— Begin Material shown —

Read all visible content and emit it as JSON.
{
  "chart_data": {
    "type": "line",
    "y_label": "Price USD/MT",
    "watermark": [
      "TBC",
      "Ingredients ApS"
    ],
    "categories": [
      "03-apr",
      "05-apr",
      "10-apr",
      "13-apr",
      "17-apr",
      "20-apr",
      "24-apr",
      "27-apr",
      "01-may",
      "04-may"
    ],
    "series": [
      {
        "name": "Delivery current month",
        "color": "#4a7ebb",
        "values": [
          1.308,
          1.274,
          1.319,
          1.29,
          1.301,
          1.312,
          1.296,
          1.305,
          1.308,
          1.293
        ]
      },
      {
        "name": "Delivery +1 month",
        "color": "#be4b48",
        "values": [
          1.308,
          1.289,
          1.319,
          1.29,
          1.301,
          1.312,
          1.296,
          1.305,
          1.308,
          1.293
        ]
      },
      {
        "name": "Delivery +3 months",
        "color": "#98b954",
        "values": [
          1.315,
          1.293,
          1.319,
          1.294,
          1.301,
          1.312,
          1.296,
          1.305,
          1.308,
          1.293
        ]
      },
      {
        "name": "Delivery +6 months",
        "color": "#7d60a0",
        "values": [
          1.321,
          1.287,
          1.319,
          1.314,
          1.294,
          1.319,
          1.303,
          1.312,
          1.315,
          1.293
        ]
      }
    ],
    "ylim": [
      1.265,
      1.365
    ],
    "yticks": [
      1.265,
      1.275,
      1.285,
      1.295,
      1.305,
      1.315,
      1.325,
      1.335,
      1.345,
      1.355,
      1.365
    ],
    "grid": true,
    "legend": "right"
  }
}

— End Material shown —

» Exercise
Print all of the entries again, exactly as written.

» Response
Read all visible content and emit it as JSON.
{
  "chart_data": {
    "type": "line",
    "y_label": "Price USD/MT",
    "watermark": [
      "TBC",
      "Ingredients ApS"
    ],
    "categories": [
      "03-apr",
      "05-apr",
      "10-apr",
      "13-apr",
      "17-apr",
      "20-apr",
      "24-apr",
      "27-apr",
      "01-may",
      "04-may"
    ],
    "series": [
      {
        "name": "Delivery current month",
        "color": "#4a7ebb",
        "values": [
          1.308,
          1.274,
          1.319,
          1.29,
          1.301,
          1.312,
          1.296,
          1.305,
          1.308,
          1.293
        ]
      },
      {
        "name": "Delivery +1 month",
        "color": "#be4b48",
        "values": [
          1.308,
          1.289,
          1.319,
          1.29,
          1.301,
          1.312,
          1.296,
          1.305,
          1.308,
          1.293
        ]
      },
      {
        "name": "Delivery +3 months",
        "color": "#98b954",
        "values": [
          1.315,
          1.293,
          1.319,
          1.294,
          1.301,
          1.312,
          1.296,
          1.305,
          1.308,
          1.293
        ]
      },
      {
        "name": "Delivery +6 months",
        "color": "#7d60a0",
        "values": [
          1.321,
          1.287,
          1.319,
          1.314,
          1.294,
          1.319,
          1.303,
          1.312,
          1.315,
          1.293
        ]
      }
    ],
    "ylim": [
      1.265,
      1.365
    ],
    "yticks": [
      1.265,
      1.275,
      1.285,
      1.295,
      1.305,
      1.315,
      1.325,
      1.335,
      1.345,
      1.355,
      1.365
    ],
    "grid": true,
    "legend": "right"
  }
}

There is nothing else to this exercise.